*Extracted data:*
--- start ---

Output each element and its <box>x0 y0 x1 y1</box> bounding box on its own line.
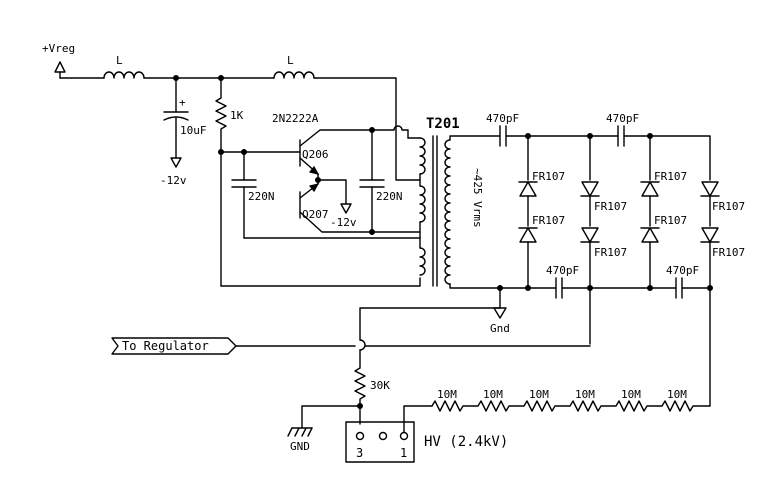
inductor-right-label: L <box>287 54 294 67</box>
diode-4 <box>580 227 600 243</box>
junction-dot <box>369 229 376 236</box>
diode-2-label: FR107 <box>532 214 565 227</box>
junction-dot <box>524 285 531 292</box>
diode-3 <box>580 181 600 197</box>
transistor-q207-label: Q207 <box>302 208 329 221</box>
transformer-t201 <box>407 135 451 287</box>
diode-3-label: FR107 <box>594 200 627 213</box>
resistor-chain-label: 10M <box>529 388 549 401</box>
hv-connector <box>345 421 415 463</box>
pump-capacitor-3 <box>555 277 563 299</box>
ground-chassis-label: GND <box>290 440 310 453</box>
pump-capacitor-1 <box>499 125 507 147</box>
resistor-bias-label: 1K <box>230 109 244 122</box>
diode-7 <box>700 181 720 197</box>
diode-8-label: FR107 <box>712 246 745 259</box>
diode-6 <box>640 227 660 243</box>
diode-5-label: FR107 <box>654 170 687 183</box>
rail-neg-emitter-label: -12v <box>330 216 357 229</box>
transistor-type-label: 2N2222A <box>272 112 319 125</box>
resistor-chain-label: 10M <box>621 388 641 401</box>
diode-7-label: FR107 <box>712 200 745 213</box>
transistor-q206-label: Q206 <box>302 148 329 161</box>
diode-6-label: FR107 <box>654 214 687 227</box>
pump-capacitor-4 <box>675 277 683 299</box>
transistor-q207 <box>299 183 421 233</box>
resistor-chain-label: 10M <box>575 388 595 401</box>
ground-secondary-label: Gnd <box>490 322 510 335</box>
capacitor-left-tank <box>231 151 257 239</box>
capacitor-input-polarity: + <box>179 96 186 109</box>
ground-chassis-symbol <box>287 427 313 437</box>
diode-1-label: FR107 <box>532 170 565 183</box>
hv-connector-label: HV (2.4kV) <box>424 434 508 450</box>
resistor-chain-label: 10M <box>483 388 503 401</box>
transformer-secondary-voltage: ~425 Vrms <box>471 168 484 228</box>
supply-label: +Vreg <box>42 42 75 55</box>
resistor-chain <box>431 400 711 412</box>
resistor-chain-label: 10M <box>437 388 457 401</box>
pump-capacitor-2 <box>617 125 625 147</box>
inductor-left-label: L <box>116 54 123 67</box>
capacitor-right-tank <box>359 129 385 233</box>
ground-secondary-symbol <box>493 307 507 319</box>
diode-1 <box>518 181 538 197</box>
diode-4-label: FR107 <box>594 246 627 259</box>
pump-capacitor-3-label: 470pF <box>546 264 579 277</box>
resistor-chain-label: 10M <box>667 388 687 401</box>
rail-neg-input-label: -12v <box>160 174 187 187</box>
pump-capacitor-4-label: 470pF <box>666 264 699 277</box>
transformer-label: T201 <box>426 116 460 132</box>
inductor-left <box>103 71 145 79</box>
pump-capacitor-2-label: 470pF <box>606 112 639 125</box>
capacitor-left-tank-label: 220N <box>248 190 275 203</box>
diode-5 <box>640 181 660 197</box>
pump-capacitor-1-label: 470pF <box>486 112 519 125</box>
hv-connector-pin-1: 1 <box>400 446 407 460</box>
hv-connector-pin-3: 3 <box>356 446 363 460</box>
regulator-connector-label: To Regulator <box>122 339 209 353</box>
diode-2 <box>518 227 538 243</box>
capacitor-input-label: 10uF <box>180 124 207 137</box>
capacitor-input <box>163 77 189 168</box>
supply-terminal <box>54 61 66 79</box>
inductor-right <box>273 71 315 79</box>
resistor-feedback-label: 30K <box>370 379 390 392</box>
resistor-bias <box>215 77 227 287</box>
regulator-connector <box>111 337 237 355</box>
resistor-feedback <box>354 367 366 425</box>
diode-8 <box>700 227 720 243</box>
capacitor-right-tank-label: 220N <box>376 190 403 203</box>
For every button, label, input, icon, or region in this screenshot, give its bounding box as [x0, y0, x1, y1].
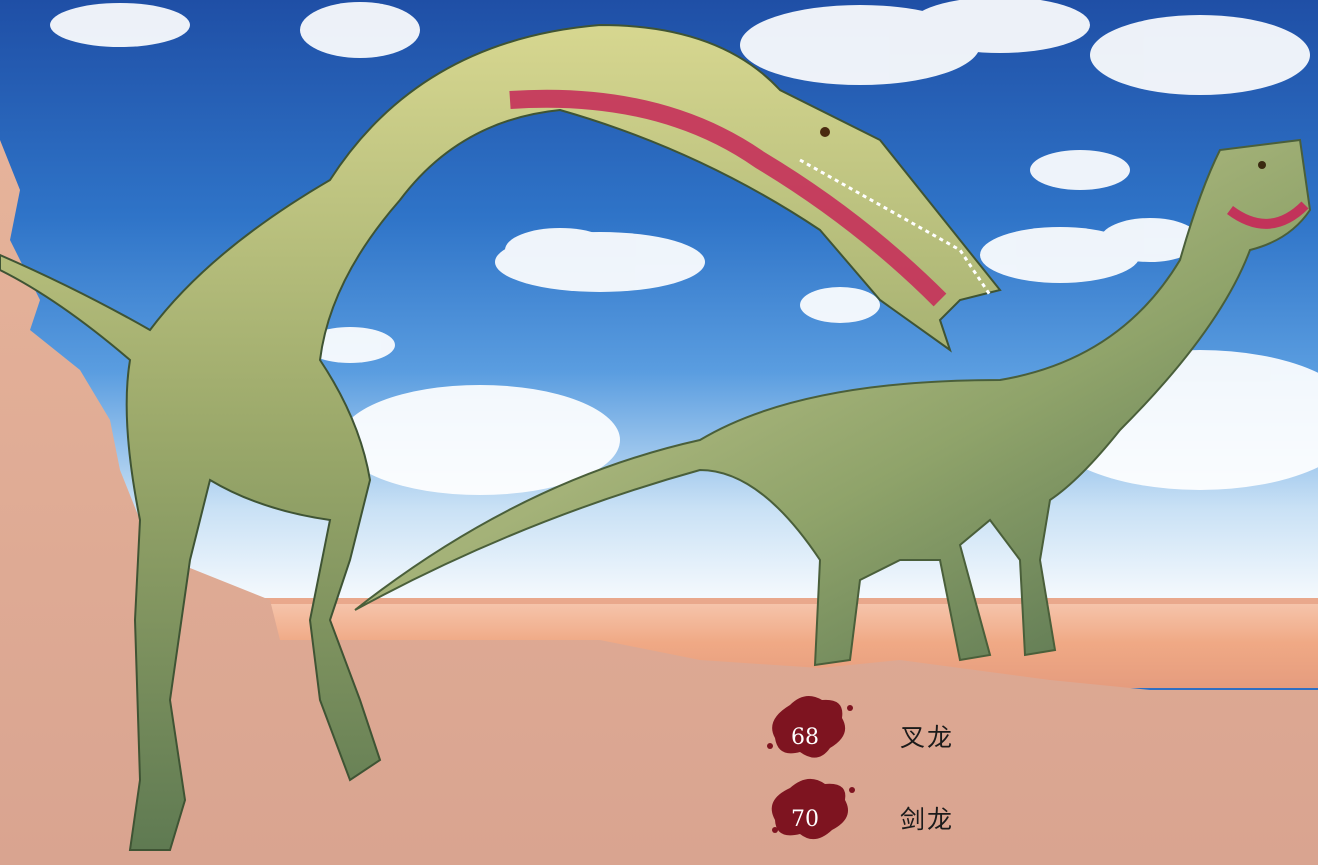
clouds: [50, 0, 1318, 495]
entry-label: 剑龙: [900, 805, 955, 834]
entry-label: 叉龙: [900, 723, 955, 752]
page-marker-splats: [767, 696, 855, 840]
page-number-badge: 70: [765, 790, 847, 850]
page-number-badge: 68: [765, 708, 847, 768]
right-dinosaur: [354, 138, 1312, 667]
index-entry[interactable]: 68 叉龙: [765, 708, 1025, 768]
page-index: 68 叉龙 70 剑龙: [765, 690, 1025, 860]
left-dinosaur: [0, 23, 1002, 851]
page-number: 68: [791, 725, 819, 750]
index-entry[interactable]: 70 剑龙: [765, 790, 1025, 850]
page-number: 70: [791, 807, 819, 832]
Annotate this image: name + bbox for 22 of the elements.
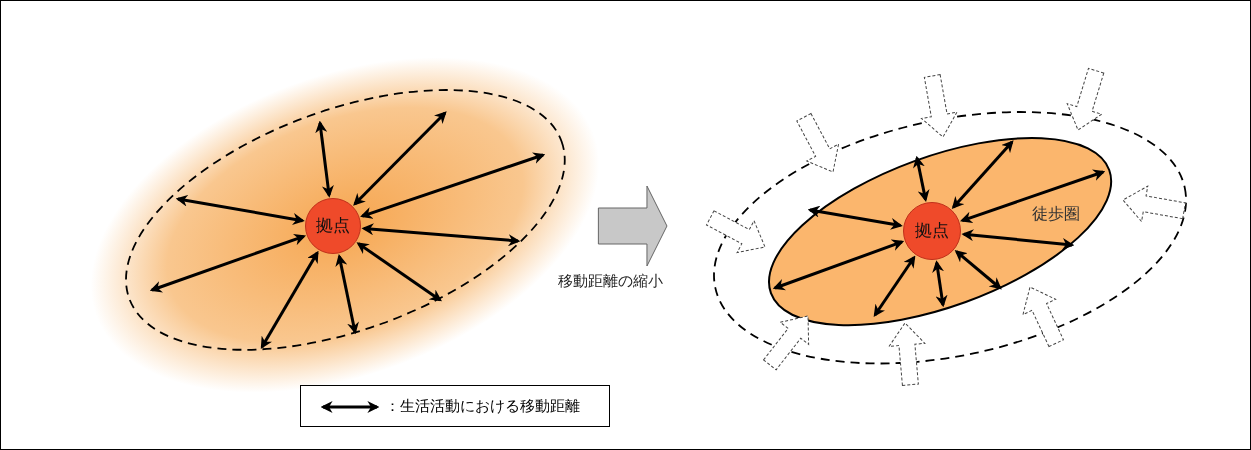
- edge-label: 移動距離の縮小: [558, 272, 664, 291]
- block-arrow: [597, 185, 668, 267]
- double-arrow: [961, 229, 1075, 250]
- double-arrow: [913, 155, 930, 202]
- double-arrow: [175, 194, 305, 225]
- legend-text: ：生活活動における移動距離: [385, 397, 580, 416]
- double-arrow: [260, 250, 319, 350]
- double-arrow: [807, 205, 903, 230]
- double-arrow: [954, 250, 1002, 290]
- double-arrow: [361, 223, 521, 247]
- double-arrow: [360, 152, 546, 219]
- double-arrow: [873, 255, 916, 317]
- double-arrow: [932, 260, 948, 308]
- double-arrow: [951, 140, 1014, 209]
- double-arrow: [960, 169, 1106, 224]
- double-arrow: [353, 111, 447, 206]
- double-arrow: [335, 254, 359, 335]
- double-arrow: [149, 233, 307, 293]
- double-arrow: [356, 242, 442, 302]
- double-arrow: [772, 239, 905, 291]
- area-label: 徒歩圏: [1032, 204, 1080, 225]
- double-arrow: [315, 120, 334, 198]
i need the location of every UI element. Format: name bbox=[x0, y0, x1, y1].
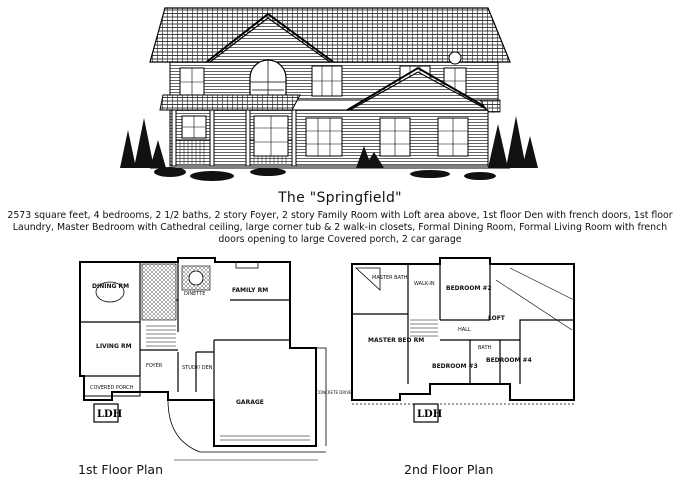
house-elevation bbox=[120, 7, 538, 181]
label-covered-porch: COVERED PORCH bbox=[90, 385, 134, 391]
label-foyer: FOYER bbox=[146, 363, 163, 369]
second-floor-caption: 2nd Floor Plan bbox=[404, 462, 494, 477]
label-concrete-drive: CONCRETE DRIVE bbox=[316, 390, 352, 395]
builder-logo-1: LDH bbox=[93, 403, 122, 423]
second-floor-plan bbox=[351, 257, 576, 405]
first-floor-plan bbox=[79, 257, 327, 461]
svg-text:LDH: LDH bbox=[97, 409, 122, 420]
svg-text:LDH: LDH bbox=[417, 409, 442, 420]
label-bedroom-2: BEDROOM #2 bbox=[446, 285, 492, 292]
plan-title: The "Springfield" bbox=[278, 190, 402, 206]
label-garage: GARAGE bbox=[236, 399, 264, 406]
label-loft: LOFT bbox=[488, 315, 505, 322]
label-bath: BATH bbox=[478, 345, 492, 351]
label-master-bed-room: MASTER BED RM bbox=[368, 337, 425, 344]
label-living-room: LIVING RM bbox=[96, 343, 132, 350]
builder-logo-2: LDH bbox=[413, 403, 442, 423]
plan-description: 2573 square feet, 4 bedrooms, 2 1/2 bath… bbox=[7, 210, 673, 245]
label-family-room: FAMILY RM bbox=[232, 287, 269, 294]
label-walk-in: WALK-IN bbox=[414, 281, 435, 287]
label-master-bath: MASTER BATH bbox=[372, 275, 408, 281]
label-dining-room: DINING RM bbox=[92, 283, 130, 290]
first-floor-caption: 1st Floor Plan bbox=[78, 462, 164, 477]
label-dinette: DINETTE bbox=[184, 291, 206, 297]
label-study-den: STUDY/ DEN bbox=[182, 365, 213, 371]
label-bedroom-4: BEDROOM #4 bbox=[486, 357, 532, 364]
label-bedroom-3: BEDROOM #3 bbox=[432, 363, 478, 370]
label-hall: HALL bbox=[458, 327, 471, 333]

--- end ---

*Problem details:* Please copy out all of the entries above line for line, without changing anything, and leave out the pictures.

*Finished answer:*
Output each element and its <box>x0 y0 x1 y1</box> bounding box on its own line.
inductor-right-label: L <box>287 54 294 67</box>
diode-4 <box>580 227 600 243</box>
junction-dot <box>369 229 376 236</box>
diode-2-label: FR107 <box>532 214 565 227</box>
junction-dot <box>524 285 531 292</box>
diode-3 <box>580 181 600 197</box>
transistor-q207-label: Q207 <box>302 208 329 221</box>
transformer-t201 <box>407 135 451 287</box>
diode-3-label: FR107 <box>594 200 627 213</box>
resistor-chain-label: 10M <box>529 388 549 401</box>
hv-connector <box>345 421 415 463</box>
pump-capacitor-3 <box>555 277 563 299</box>
ground-chassis-label: GND <box>290 440 310 453</box>
pump-capacitor-1 <box>499 125 507 147</box>
resistor-bias-label: 1K <box>230 109 244 122</box>
diode-7 <box>700 181 720 197</box>
diode-8-label: FR107 <box>712 246 745 259</box>
diode-6 <box>640 227 660 243</box>
diode-5-label: FR107 <box>654 170 687 183</box>
rail-neg-emitter-label: -12v <box>330 216 357 229</box>
transistor-type-label: 2N2222A <box>272 112 319 125</box>
resistor-chain-label: 10M <box>621 388 641 401</box>
diode-7-label: FR107 <box>712 200 745 213</box>
transistor-q206-label: Q206 <box>302 148 329 161</box>
diode-6-label: FR107 <box>654 214 687 227</box>
pump-capacitor-4 <box>675 277 683 299</box>
transistor-q207 <box>299 183 421 233</box>
resistor-chain-label: 10M <box>575 388 595 401</box>
ground-secondary-label: Gnd <box>490 322 510 335</box>
capacitor-left-tank <box>231 151 257 239</box>
capacitor-input-polarity: + <box>179 96 186 109</box>
ground-chassis-symbol <box>287 427 313 437</box>
diode-1-label: FR107 <box>532 170 565 183</box>
hv-connector-label: HV (2.4kV) <box>424 434 508 450</box>
resistor-chain-label: 10M <box>483 388 503 401</box>
transformer-secondary-voltage: ~425 Vrms <box>471 168 484 228</box>
supply-label: +Vreg <box>42 42 75 55</box>
resistor-chain <box>431 400 711 412</box>
resistor-chain-label: 10M <box>437 388 457 401</box>
pump-capacitor-2 <box>617 125 625 147</box>
inductor-left-label: L <box>116 54 123 67</box>
capacitor-right-tank <box>359 129 385 233</box>
ground-secondary-symbol <box>493 307 507 319</box>
diode-1 <box>518 181 538 197</box>
diode-4-label: FR107 <box>594 246 627 259</box>
pump-capacitor-3-label: 470pF <box>546 264 579 277</box>
resistor-chain-label: 10M <box>667 388 687 401</box>
rail-neg-input-label: -12v <box>160 174 187 187</box>
pump-capacitor-4-label: 470pF <box>666 264 699 277</box>
transformer-label: T201 <box>426 116 460 132</box>
inductor-left <box>103 71 145 79</box>
pump-capacitor-2-label: 470pF <box>606 112 639 125</box>
capacitor-left-tank-label: 220N <box>248 190 275 203</box>
diode-5 <box>640 181 660 197</box>
pump-capacitor-1-label: 470pF <box>486 112 519 125</box>
hv-connector-pin-1: 1 <box>400 446 407 460</box>
hv-connector-pin-3: 3 <box>356 446 363 460</box>
regulator-connector-label: To Regulator <box>122 339 209 353</box>
diode-2 <box>518 227 538 243</box>
capacitor-input-label: 10uF <box>180 124 207 137</box>
capacitor-input <box>163 77 189 168</box>
supply-terminal <box>54 61 66 79</box>
inductor-right <box>273 71 315 79</box>
resistor-feedback-label: 30K <box>370 379 390 392</box>
resistor-bias <box>215 77 227 287</box>
regulator-connector <box>111 337 237 355</box>
resistor-feedback <box>354 367 366 425</box>
diode-8 <box>700 227 720 243</box>
capacitor-right-tank-label: 220N <box>376 190 403 203</box>
For every button, label, input, icon, or region in this screenshot, give its bounding box as [x0, y0, x1, y1].
clouds: [50, 0, 1318, 495]
entry-label: 剑龙: [900, 805, 955, 834]
entry-label: 叉龙: [900, 723, 955, 752]
page-marker-splats: [767, 696, 855, 840]
page-number-badge: 70: [765, 790, 847, 850]
page-number-badge: 68: [765, 708, 847, 768]
right-dinosaur: [354, 138, 1312, 667]
index-entry[interactable]: 68 叉龙: [765, 708, 1025, 768]
page-index: 68 叉龙 70 剑龙: [765, 690, 1025, 860]
left-dinosaur: [0, 23, 1002, 851]
page-number: 68: [791, 725, 819, 750]
index-entry[interactable]: 70 剑龙: [765, 790, 1025, 850]
page-number: 70: [791, 807, 819, 832]
Annotate this image: name + bbox for 22 of the elements.
- edge-label: 移動距離の縮小: [558, 272, 664, 291]
- block-arrow: [597, 185, 668, 267]
- double-arrow: [961, 229, 1075, 250]
- double-arrow: [913, 155, 930, 202]
- double-arrow: [175, 194, 305, 225]
- legend-text: ：生活活動における移動距離: [385, 397, 580, 416]
- double-arrow: [260, 250, 319, 350]
- double-arrow: [807, 205, 903, 230]
- double-arrow: [954, 250, 1002, 290]
- double-arrow: [361, 223, 521, 247]
- double-arrow: [360, 152, 546, 219]
- double-arrow: [873, 255, 916, 317]
- double-arrow: [932, 260, 948, 308]
- double-arrow: [951, 140, 1014, 209]
- double-arrow: [960, 169, 1106, 224]
- double-arrow: [353, 111, 447, 206]
- double-arrow: [335, 254, 359, 335]
- double-arrow: [149, 233, 307, 293]
- double-arrow: [356, 242, 442, 302]
- double-arrow: [772, 239, 905, 291]
- area-label: 徒歩圏: [1032, 204, 1080, 225]
- double-arrow: [315, 120, 334, 198]
i need the location of every UI element. Format: name bbox=[x0, y0, x1, y1].
house-elevation bbox=[120, 7, 538, 181]
label-covered-porch: COVERED PORCH bbox=[90, 385, 134, 391]
label-foyer: FOYER bbox=[146, 363, 163, 369]
second-floor-caption: 2nd Floor Plan bbox=[404, 462, 494, 477]
label-concrete-drive: CONCRETE DRIVE bbox=[316, 390, 352, 395]
builder-logo-1: LDH bbox=[93, 403, 122, 423]
second-floor-plan bbox=[351, 257, 576, 405]
first-floor-plan bbox=[79, 257, 327, 461]
svg-text:LDH: LDH bbox=[97, 409, 122, 420]
svg-text:LDH: LDH bbox=[417, 409, 442, 420]
label-bedroom-2: BEDROOM #2 bbox=[446, 285, 492, 292]
plan-title: The "Springfield" bbox=[278, 190, 402, 206]
label-garage: GARAGE bbox=[236, 399, 264, 406]
label-loft: LOFT bbox=[488, 315, 505, 322]
label-bath: BATH bbox=[478, 345, 492, 351]
label-master-bed-room: MASTER BED RM bbox=[368, 337, 425, 344]
label-living-room: LIVING RM bbox=[96, 343, 132, 350]
builder-logo-2: LDH bbox=[413, 403, 442, 423]
plan-description: 2573 square feet, 4 bedrooms, 2 1/2 bath… bbox=[7, 210, 673, 245]
label-family-room: FAMILY RM bbox=[232, 287, 269, 294]
label-walk-in: WALK-IN bbox=[414, 281, 435, 287]
label-master-bath: MASTER BATH bbox=[372, 275, 408, 281]
label-dining-room: DINING RM bbox=[92, 283, 130, 290]
first-floor-caption: 1st Floor Plan bbox=[78, 462, 164, 477]
label-dinette: DINETTE bbox=[184, 291, 206, 297]
label-study-den: STUDY/ DEN bbox=[182, 365, 213, 371]
label-bedroom-4: BEDROOM #4 bbox=[486, 357, 532, 364]
label-bedroom-3: BEDROOM #3 bbox=[432, 363, 478, 370]
label-hall: HALL bbox=[458, 327, 471, 333]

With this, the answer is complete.